───── RECORDS PROVIDED
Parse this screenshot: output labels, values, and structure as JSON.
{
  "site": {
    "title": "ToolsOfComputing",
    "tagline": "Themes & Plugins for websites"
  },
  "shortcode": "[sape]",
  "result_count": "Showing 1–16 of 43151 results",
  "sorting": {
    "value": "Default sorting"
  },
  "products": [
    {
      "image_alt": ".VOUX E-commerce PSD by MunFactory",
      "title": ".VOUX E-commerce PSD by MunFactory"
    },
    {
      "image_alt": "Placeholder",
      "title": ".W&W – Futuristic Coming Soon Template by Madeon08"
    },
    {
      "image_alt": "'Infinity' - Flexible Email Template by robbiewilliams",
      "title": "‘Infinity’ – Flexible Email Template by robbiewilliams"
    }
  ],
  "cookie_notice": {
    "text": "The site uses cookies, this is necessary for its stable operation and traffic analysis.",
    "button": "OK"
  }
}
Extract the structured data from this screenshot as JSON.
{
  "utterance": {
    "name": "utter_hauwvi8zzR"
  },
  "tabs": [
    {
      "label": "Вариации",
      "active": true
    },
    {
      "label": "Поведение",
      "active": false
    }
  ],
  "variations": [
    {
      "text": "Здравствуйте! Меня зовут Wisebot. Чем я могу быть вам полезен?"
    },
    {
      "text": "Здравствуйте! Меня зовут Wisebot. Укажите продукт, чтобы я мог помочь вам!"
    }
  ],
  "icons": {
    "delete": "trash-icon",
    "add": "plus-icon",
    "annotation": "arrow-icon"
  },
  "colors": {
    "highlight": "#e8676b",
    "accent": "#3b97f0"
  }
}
──────────
## GIVEN PROBLEM
Each line of the material should be echoed exactly.

## RESPONSE BELOW
Parse this screenshot: output labels, values, and structure as JSON.
{
  "site": {
    "title": "ToolsOfComputing",
    "tagline": "Themes & Plugins for websites"
  },
  "shortcode": "[sape]",
  "result_count": "Showing 1–16 of 43151 results",
  "sorting": {
    "value": "Default sorting"
  },
  "products": [
    {
      "image_alt": ".VOUX E-commerce PSD by MunFactory",
      "title": ".VOUX E-commerce PSD by MunFactory"
    },
    {
      "image_alt": "Placeholder",
      "title": ".W&W – Futuristic Coming Soon Template by Madeon08"
    },
    {
      "image_alt": "'Infinity' - Flexible Email Template by robbiewilliams",
      "title": "‘Infinity’ – Flexible Email Template by robbiewilliams"
    }
  ],
  "cookie_notice": {
    "text": "The site uses cookies, this is necessary for its stable operation and traffic analysis.",
    "button": "OK"
  }
}
Extract the structured data from this screenshot as JSON.
{
  "utterance": {
    "name": "utter_hauwvi8zzR"
  },
  "tabs": [
    {
      "label": "Вариации",
      "active": true
    },
    {
      "label": "Поведение",
      "active": false
    }
  ],
  "variations": [
    {
      "text": "Здравствуйте! Меня зовут Wisebot. Чем я могу быть вам полезен?"
    },
    {
      "text": "Здравствуйте! Меня зовут Wisebot. Укажите продукт, чтобы я мог помочь вам!"
    }
  ],
  "icons": {
    "delete": "trash-icon",
    "add": "plus-icon",
    "annotation": "arrow-icon"
  },
  "colors": {
    "highlight": "#e8676b",
    "accent": "#3b97f0"
  }
}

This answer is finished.